DIRECTIVE -
Lines that contain the string "pulled" are to be copied; leave out all others.

Collected data entries -
____

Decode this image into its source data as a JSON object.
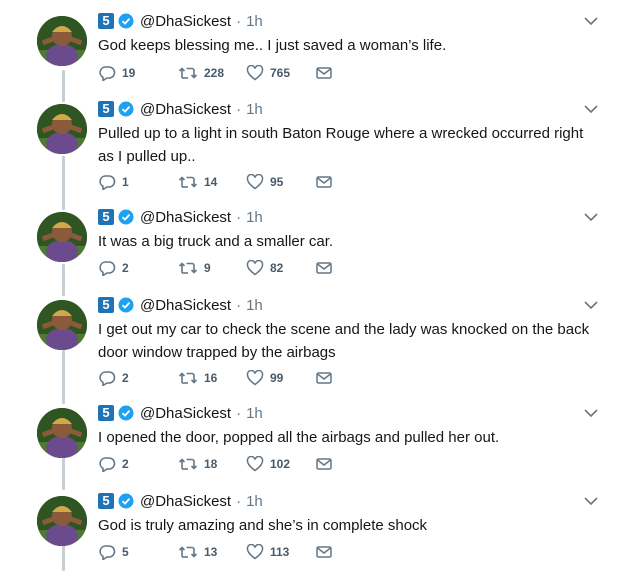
{
  "account": {
    "badge": "5",
    "handle": "@DhaSickest",
    "separator": "·"
  },
  "tweets": [
    {
      "time": "1h",
      "text": "God keeps blessing me.. I just saved a  woman’s life.",
      "replies": "19",
      "retweets": "228",
      "likes": "765"
    },
    {
      "time": "1h",
      "text": "Pulled up to a light in south Baton Rouge where a wrecked occurred right as I pulled up..",
      "replies": "1",
      "retweets": "14",
      "likes": "95"
    },
    {
      "time": "1h",
      "text": "It was a big truck and a smaller car.",
      "replies": "2",
      "retweets": "9",
      "likes": "82"
    },
    {
      "time": "1h",
      "text": "I get out my car to check the scene and the lady was knocked on the back door window trapped by the airbags",
      "replies": "2",
      "retweets": "16",
      "likes": "99"
    },
    {
      "time": "1h",
      "text": "I opened the door, popped all the airbags and pulled her out.",
      "replies": "2",
      "retweets": "18",
      "likes": "102"
    },
    {
      "time": "1h",
      "text": "God is truly amazing and she’s in complete shock",
      "replies": "5",
      "retweets": "13",
      "likes": "113"
    }
  ],
  "icons": {
    "verified": "verified-badge-icon",
    "reply": "reply-icon",
    "retweet": "retweet-icon",
    "like": "heart-icon",
    "dm": "direct-message-icon",
    "caret": "chevron-down-icon"
  },
  "colors": {
    "verified": "#1da1f2",
    "badge": "#1f73b7",
    "thread_line": "#c4cfd6",
    "meta": "#657786"
  }
}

____

EXERCISE RESPONSE -
      "text": "Pulled up to a light in south Baton Rouge where a wrecked occurred right as I pulled up..",
      "text": "I opened the door, popped all the airbags and pulled her out.",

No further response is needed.